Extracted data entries

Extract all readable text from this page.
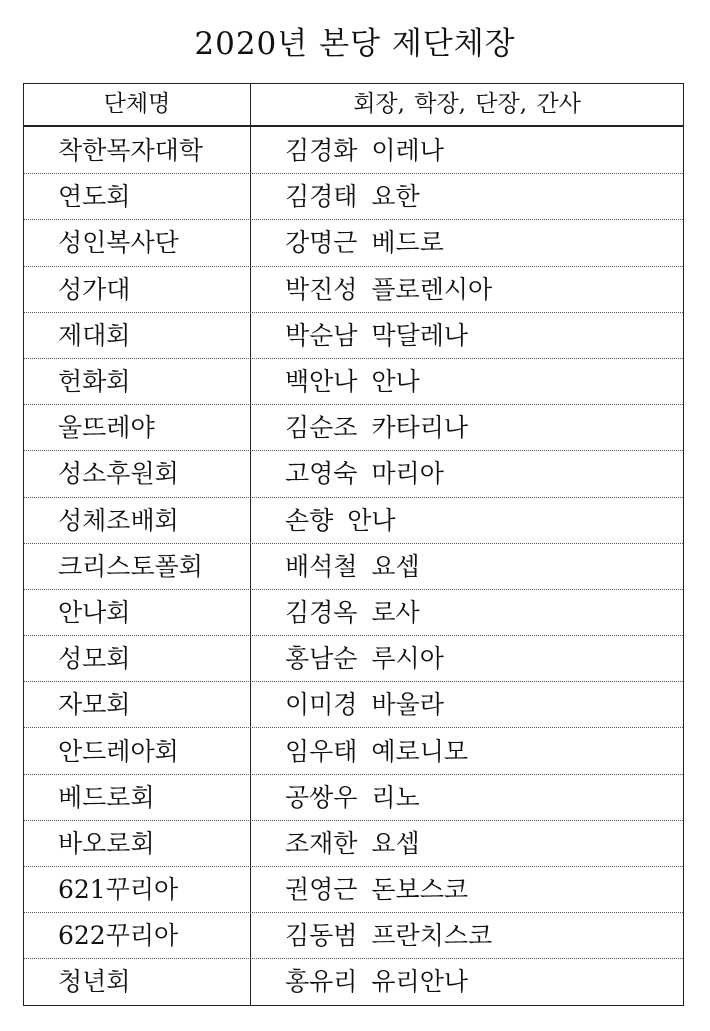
2020년 본당 제단체장
단체명	회장, 학장, 단장, 간사
착한목자대학	김경화 이레나
연도회	김경태 요한
성인복사단	강명근 베드로
성가대	박진성 플로렌시아
제대회	박순남 막달레나
헌화회	백안나 안나
울뜨레야	김순조 카타리나
성소후원회	고영숙 마리아
성체조배회	손향 안나
크리스토폴회	배석철 요셉
안나회	김경옥 로사
성모회	홍남순 루시아
자모회	이미경 바울라
안드레아회	임우태 예로니모
베드로회	공쌍우 리노
바오로회	조재한 요셉
621꾸리아	권영근 돈보스코
622꾸리아	김동범 프란치스코
청년회	홍유리 유리안나
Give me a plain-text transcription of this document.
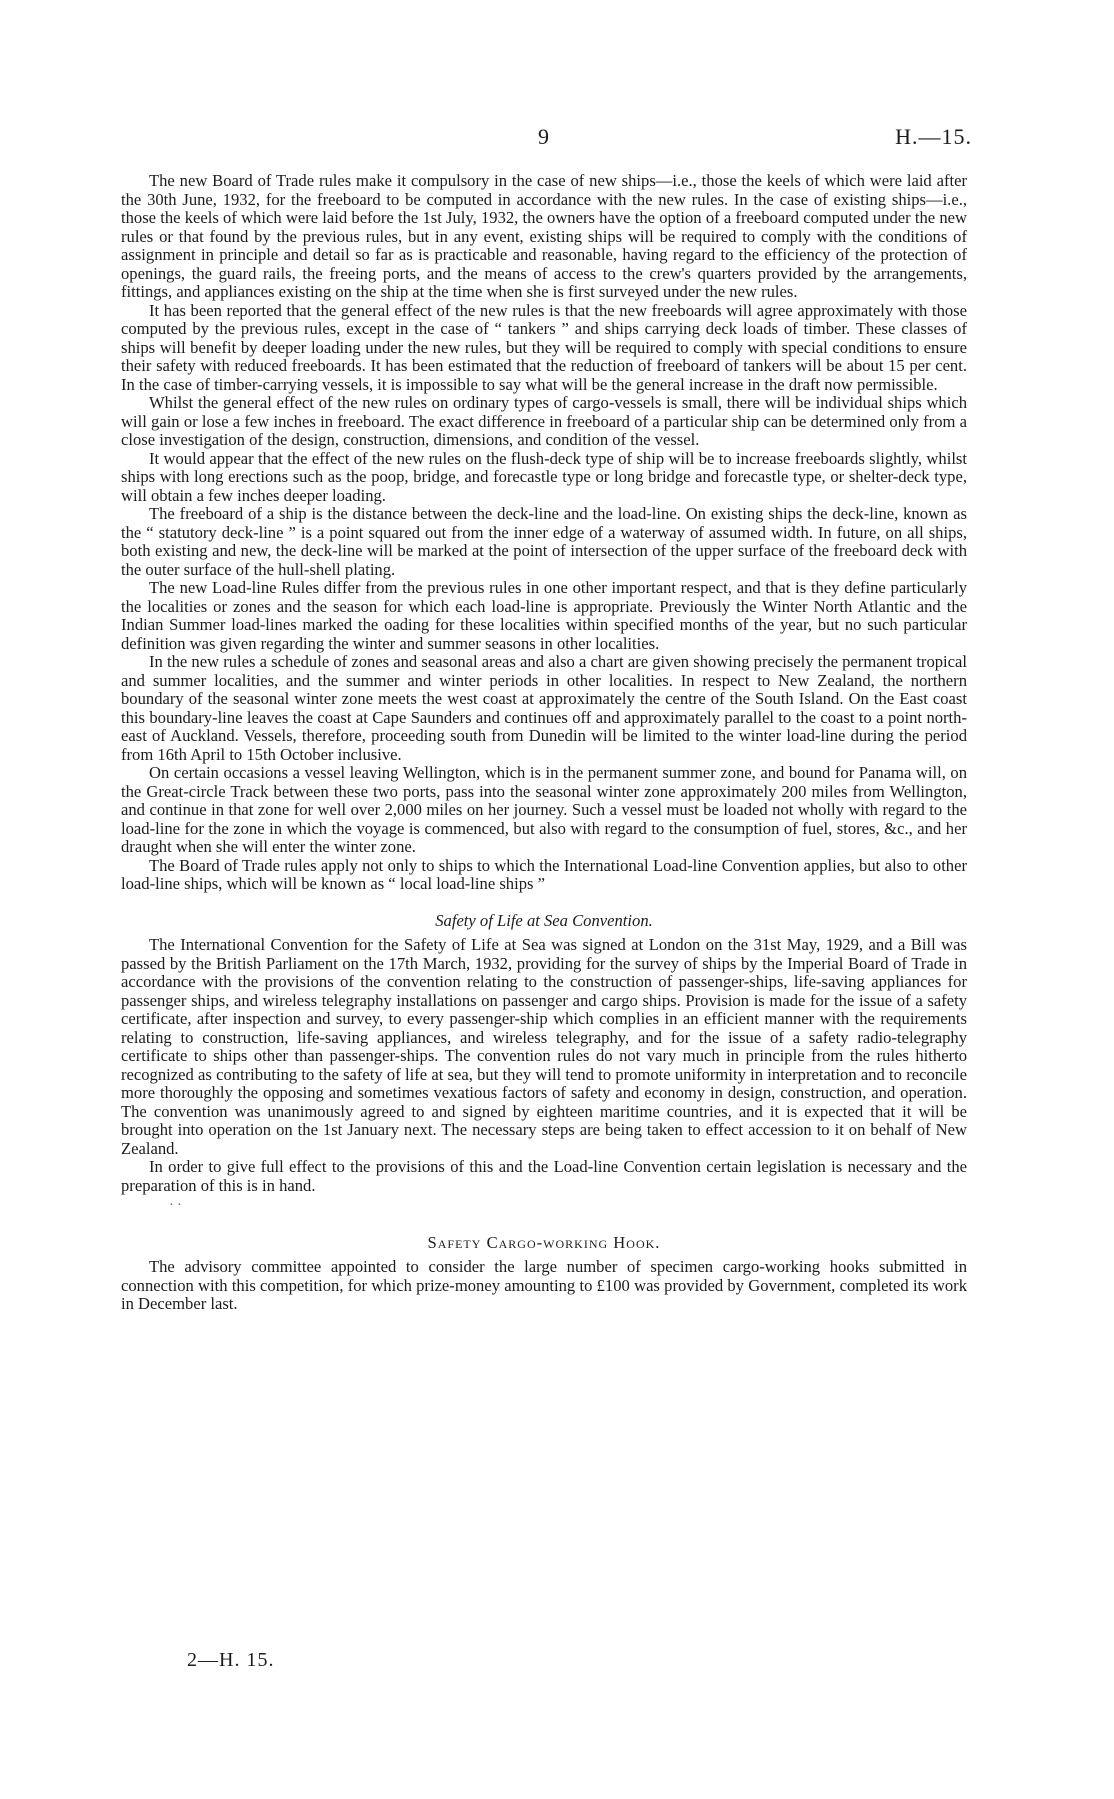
9	H.—15.

The new Board of Trade rules make it compulsory in the case of new ships—i.e., those the keels of which were laid after the 30th June, 1932, for the freeboard to be computed in accordance with the new rules. In the case of existing ships—i.e., those the keels of which were laid before the 1st July, 1932, the owners have the option of a freeboard computed under the new rules or that found by the previous rules, but in any event, existing ships will be required to comply with the conditions of assignment in principle and detail so far as is practicable and reasonable, having regard to the efficiency of the protection of openings, the guard rails, the freeing ports, and the means of access to the crew's quarters provided by the arrangements, fittings, and appliances existing on the ship at the time when she is first surveyed under the new rules.

It has been reported that the general effect of the new rules is that the new freeboards will agree approximately with those computed by the previous rules, except in the case of “ tankers ” and ships carrying deck loads of timber. These classes of ships will benefit by deeper loading under the new rules, but they will be required to comply with special conditions to ensure their safety with reduced freeboards. It has been estimated that the reduction of freeboard of tankers will be about 15 per cent. In the case of timber-carrying vessels, it is impossible to say what will be the general increase in the draft now permissible.

Whilst the general effect of the new rules on ordinary types of cargo-vessels is small, there will be individual ships which will gain or lose a few inches in freeboard. The exact difference in freeboard of a particular ship can be determined only from a close investigation of the design, construction, dimensions, and condition of the vessel.

It would appear that the effect of the new rules on the flush-deck type of ship will be to increase freeboards slightly, whilst ships with long erections such as the poop, bridge, and forecastle type or long bridge and forecastle type, or shelter-deck type, will obtain a few inches deeper loading.

The freeboard of a ship is the distance between the deck-line and the load-line. On existing ships the deck-line, known as the “ statutory deck-line ” is a point squared out from the inner edge of a waterway of assumed width. In future, on all ships, both existing and new, the deck-line will be marked at the point of intersection of the upper surface of the freeboard deck with the outer surface of the hull-shell plating.

The new Load-line Rules differ from the previous rules in one other important respect, and that is they define particularly the localities or zones and the season for which each load-line is appropriate. Previously the Winter North Atlantic and the Indian Summer load-lines marked the oading for these localities within specified months of the year, but no such particular definition was given regarding the winter and summer seasons in other localities.

In the new rules a schedule of zones and seasonal areas and also a chart are given showing precisely the permanent tropical and summer localities, and the summer and winter periods in other localities. In respect to New Zealand, the northern boundary of the seasonal winter zone meets the west coast at approximately the centre of the South Island. On the East coast this boundary-line leaves the coast at Cape Saunders and continues off and approximately parallel to the coast to a point north-east of Auckland. Vessels, therefore, proceeding south from Dunedin will be limited to the winter load-line during the period from 16th April to 15th October inclusive.

On certain occasions a vessel leaving Wellington, which is in the permanent summer zone, and bound for Panama will, on the Great-circle Track between these two ports, pass into the seasonal winter zone approximately 200 miles from Wellington, and continue in that zone for well over 2,000 miles on her journey. Such a vessel must be loaded not wholly with regard to the load-line for the zone in which the voyage is commenced, but also with regard to the consumption of fuel, stores, &c., and her draught when she will enter the winter zone.

The Board of Trade rules apply not only to ships to which the International Load-line Convention applies, but also to other load-line ships, which will be known as “ local load-line ships ”

Safety of Life at Sea Convention.

The International Convention for the Safety of Life at Sea was signed at London on the 31st May, 1929, and a Bill was passed by the British Parliament on the 17th March, 1932, providing for the survey of ships by the Imperial Board of Trade in accordance with the provisions of the convention relating to the construction of passenger-ships, life-saving appliances for passenger ships, and wireless telegraphy installations on passenger and cargo ships. Provision is made for the issue of a safety certificate, after inspection and survey, to every passenger-ship which complies in an efficient manner with the requirements relating to construction, life-saving appliances, and wireless telegraphy, and for the issue of a safety radio-telegraphy certificate to ships other than passenger-ships. The convention rules do not vary much in principle from the rules hitherto recognized as contributing to the safety of life at sea, but they will tend to promote uniformity in interpretation and to reconcile more thoroughly the opposing and sometimes vexatious factors of safety and economy in design, construction, and operation. The convention was unanimously agreed to and signed by eighteen maritime countries, and it is expected that it will be brought into operation on the 1st January next. The necessary steps are being taken to effect accession to it on behalf of New Zealand.

In order to give full effect to the provisions of this and the Load-line Convention certain legislation is necessary and the preparation of this is in hand.

· ·
Safety Cargo-working Hook.

The advisory committee appointed to consider the large number of specimen cargo-working hooks submitted in connection with this competition, for which prize-money amounting to £100 was provided by Government, completed its work in December last.

2—H. 15.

Description of the task:
Keep the pictures out of the copy and return the rest of the data above exactly.

Answer for this exercise:
Extract all readable text from this page.
2020년 본당 제단체장
단체명	회장, 학장, 단장, 간사
착한목자대학	김경화 이레나
연도회	김경태 요한
성인복사단	강명근 베드로
성가대	박진성 플로렌시아
제대회	박순남 막달레나
헌화회	백안나 안나
울뜨레야	김순조 카타리나
성소후원회	고영숙 마리아
성체조배회	손향 안나
크리스토폴회	배석철 요셉
안나회	김경옥 로사
성모회	홍남순 루시아
자모회	이미경 바울라
안드레아회	임우태 예로니모
베드로회	공쌍우 리노
바오로회	조재한 요셉
621꾸리아	권영근 돈보스코
622꾸리아	김동범 프란치스코
청년회	홍유리 유리안나
Give me a plain-text transcription of this document.
9	H.—15.

The new Board of Trade rules make it compulsory in the case of new ships—i.e., those the keels of which were laid after the 30th June, 1932, for the freeboard to be computed in accordance with the new rules. In the case of existing ships—i.e., those the keels of which were laid before the 1st July, 1932, the owners have the option of a freeboard computed under the new rules or that found by the previous rules, but in any event, existing ships will be required to comply with the conditions of assignment in principle and detail so far as is practicable and reasonable, having regard to the efficiency of the protection of openings, the guard rails, the freeing ports, and the means of access to the crew's quarters provided by the arrangements, fittings, and appliances existing on the ship at the time when she is first surveyed under the new rules.

It has been reported that the general effect of the new rules is that the new freeboards will agree approximately with those computed by the previous rules, except in the case of “ tankers ” and ships carrying deck loads of timber. These classes of ships will benefit by deeper loading under the new rules, but they will be required to comply with special conditions to ensure their safety with reduced freeboards. It has been estimated that the reduction of freeboard of tankers will be about 15 per cent. In the case of timber-carrying vessels, it is impossible to say what will be the general increase in the draft now permissible.

Whilst the general effect of the new rules on ordinary types of cargo-vessels is small, there will be individual ships which will gain or lose a few inches in freeboard. The exact difference in freeboard of a particular ship can be determined only from a close investigation of the design, construction, dimensions, and condition of the vessel.

It would appear that the effect of the new rules on the flush-deck type of ship will be to increase freeboards slightly, whilst ships with long erections such as the poop, bridge, and forecastle type or long bridge and forecastle type, or shelter-deck type, will obtain a few inches deeper loading.

The freeboard of a ship is the distance between the deck-line and the load-line. On existing ships the deck-line, known as the “ statutory deck-line ” is a point squared out from the inner edge of a waterway of assumed width. In future, on all ships, both existing and new, the deck-line will be marked at the point of intersection of the upper surface of the freeboard deck with the outer surface of the hull-shell plating.

The new Load-line Rules differ from the previous rules in one other important respect, and that is they define particularly the localities or zones and the season for which each load-line is appropriate. Previously the Winter North Atlantic and the Indian Summer load-lines marked the oading for these localities within specified months of the year, but no such particular definition was given regarding the winter and summer seasons in other localities.

In the new rules a schedule of zones and seasonal areas and also a chart are given showing precisely the permanent tropical and summer localities, and the summer and winter periods in other localities. In respect to New Zealand, the northern boundary of the seasonal winter zone meets the west coast at approximately the centre of the South Island. On the East coast this boundary-line leaves the coast at Cape Saunders and continues off and approximately parallel to the coast to a point north-east of Auckland. Vessels, therefore, proceeding south from Dunedin will be limited to the winter load-line during the period from 16th April to 15th October inclusive.

On certain occasions a vessel leaving Wellington, which is in the permanent summer zone, and bound for Panama will, on the Great-circle Track between these two ports, pass into the seasonal winter zone approximately 200 miles from Wellington, and continue in that zone for well over 2,000 miles on her journey. Such a vessel must be loaded not wholly with regard to the load-line for the zone in which the voyage is commenced, but also with regard to the consumption of fuel, stores, &c., and her draught when she will enter the winter zone.

The Board of Trade rules apply not only to ships to which the International Load-line Convention applies, but also to other load-line ships, which will be known as “ local load-line ships ”

Safety of Life at Sea Convention.

The International Convention for the Safety of Life at Sea was signed at London on the 31st May, 1929, and a Bill was passed by the British Parliament on the 17th March, 1932, providing for the survey of ships by the Imperial Board of Trade in accordance with the provisions of the convention relating to the construction of passenger-ships, life-saving appliances for passenger ships, and wireless telegraphy installations on passenger and cargo ships. Provision is made for the issue of a safety certificate, after inspection and survey, to every passenger-ship which complies in an efficient manner with the requirements relating to construction, life-saving appliances, and wireless telegraphy, and for the issue of a safety radio-telegraphy certificate to ships other than passenger-ships. The convention rules do not vary much in principle from the rules hitherto recognized as contributing to the safety of life at sea, but they will tend to promote uniformity in interpretation and to reconcile more thoroughly the opposing and sometimes vexatious factors of safety and economy in design, construction, and operation. The convention was unanimously agreed to and signed by eighteen maritime countries, and it is expected that it will be brought into operation on the 1st January next. The necessary steps are being taken to effect accession to it on behalf of New Zealand.

In order to give full effect to the provisions of this and the Load-line Convention certain legislation is necessary and the preparation of this is in hand.

· ·
Safety Cargo-working Hook.

The advisory committee appointed to consider the large number of specimen cargo-working hooks submitted in connection with this competition, for which prize-money amounting to £100 was provided by Government, completed its work in December last.

2—H. 15.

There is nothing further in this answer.